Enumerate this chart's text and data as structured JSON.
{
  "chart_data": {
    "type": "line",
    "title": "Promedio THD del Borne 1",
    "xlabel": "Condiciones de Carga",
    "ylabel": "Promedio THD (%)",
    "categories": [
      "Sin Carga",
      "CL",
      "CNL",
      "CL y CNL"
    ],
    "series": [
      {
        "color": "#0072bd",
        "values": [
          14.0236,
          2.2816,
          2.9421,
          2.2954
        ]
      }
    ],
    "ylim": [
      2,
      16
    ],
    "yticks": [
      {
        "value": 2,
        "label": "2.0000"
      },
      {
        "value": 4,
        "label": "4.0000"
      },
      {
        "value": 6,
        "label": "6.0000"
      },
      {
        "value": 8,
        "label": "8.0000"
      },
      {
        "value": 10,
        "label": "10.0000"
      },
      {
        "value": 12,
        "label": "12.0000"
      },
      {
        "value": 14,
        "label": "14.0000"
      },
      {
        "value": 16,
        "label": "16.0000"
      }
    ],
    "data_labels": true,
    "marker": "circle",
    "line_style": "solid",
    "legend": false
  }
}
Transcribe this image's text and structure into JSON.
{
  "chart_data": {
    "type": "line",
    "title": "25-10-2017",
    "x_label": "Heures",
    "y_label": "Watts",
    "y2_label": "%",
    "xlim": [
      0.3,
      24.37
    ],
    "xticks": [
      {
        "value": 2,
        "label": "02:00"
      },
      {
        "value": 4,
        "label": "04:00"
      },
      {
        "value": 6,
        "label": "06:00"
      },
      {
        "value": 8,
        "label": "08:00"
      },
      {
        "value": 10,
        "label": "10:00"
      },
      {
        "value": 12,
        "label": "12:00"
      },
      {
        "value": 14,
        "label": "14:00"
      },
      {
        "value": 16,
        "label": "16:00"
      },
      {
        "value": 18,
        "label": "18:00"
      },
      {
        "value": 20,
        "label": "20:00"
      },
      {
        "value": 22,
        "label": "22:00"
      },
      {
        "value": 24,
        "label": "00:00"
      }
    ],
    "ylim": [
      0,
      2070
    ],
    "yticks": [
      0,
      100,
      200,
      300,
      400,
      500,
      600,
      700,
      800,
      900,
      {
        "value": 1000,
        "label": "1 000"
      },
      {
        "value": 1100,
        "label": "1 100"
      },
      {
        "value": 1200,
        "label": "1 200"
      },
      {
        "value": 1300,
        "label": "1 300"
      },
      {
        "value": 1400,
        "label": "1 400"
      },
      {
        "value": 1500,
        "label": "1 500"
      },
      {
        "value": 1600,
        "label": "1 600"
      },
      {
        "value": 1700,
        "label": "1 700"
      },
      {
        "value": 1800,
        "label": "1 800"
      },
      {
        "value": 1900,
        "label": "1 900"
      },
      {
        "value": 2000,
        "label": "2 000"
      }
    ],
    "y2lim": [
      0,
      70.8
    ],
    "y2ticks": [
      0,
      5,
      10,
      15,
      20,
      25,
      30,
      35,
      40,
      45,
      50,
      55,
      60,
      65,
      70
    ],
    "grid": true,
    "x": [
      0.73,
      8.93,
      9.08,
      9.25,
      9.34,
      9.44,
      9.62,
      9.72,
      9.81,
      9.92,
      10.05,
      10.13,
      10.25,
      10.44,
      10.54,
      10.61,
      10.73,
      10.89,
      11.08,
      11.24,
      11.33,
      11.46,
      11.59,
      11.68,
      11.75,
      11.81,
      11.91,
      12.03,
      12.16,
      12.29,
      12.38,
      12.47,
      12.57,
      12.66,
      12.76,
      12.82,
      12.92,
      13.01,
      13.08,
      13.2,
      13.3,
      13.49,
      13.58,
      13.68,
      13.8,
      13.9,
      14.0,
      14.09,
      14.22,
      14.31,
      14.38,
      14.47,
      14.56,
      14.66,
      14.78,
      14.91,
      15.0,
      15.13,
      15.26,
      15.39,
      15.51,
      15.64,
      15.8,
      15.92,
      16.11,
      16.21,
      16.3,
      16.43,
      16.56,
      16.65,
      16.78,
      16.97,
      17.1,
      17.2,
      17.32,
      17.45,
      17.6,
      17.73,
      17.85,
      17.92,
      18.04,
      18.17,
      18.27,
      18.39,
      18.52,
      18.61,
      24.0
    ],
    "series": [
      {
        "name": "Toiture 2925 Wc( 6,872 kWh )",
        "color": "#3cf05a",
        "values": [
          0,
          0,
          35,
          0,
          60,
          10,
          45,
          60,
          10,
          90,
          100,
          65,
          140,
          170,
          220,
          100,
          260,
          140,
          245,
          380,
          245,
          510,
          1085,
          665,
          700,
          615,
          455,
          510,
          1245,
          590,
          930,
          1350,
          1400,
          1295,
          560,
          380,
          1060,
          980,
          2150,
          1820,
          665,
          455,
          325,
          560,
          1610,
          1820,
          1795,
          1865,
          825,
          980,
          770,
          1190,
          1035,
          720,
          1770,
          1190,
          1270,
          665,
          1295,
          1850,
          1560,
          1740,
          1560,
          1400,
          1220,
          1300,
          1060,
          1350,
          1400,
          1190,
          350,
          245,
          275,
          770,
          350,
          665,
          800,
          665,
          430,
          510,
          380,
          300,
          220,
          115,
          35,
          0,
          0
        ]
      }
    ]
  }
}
◆ ◆ ◆
◆ Job: Reply with nothing but a number: how many lines of the entries above contain the string "title"?

◆ Response for this exercise: 2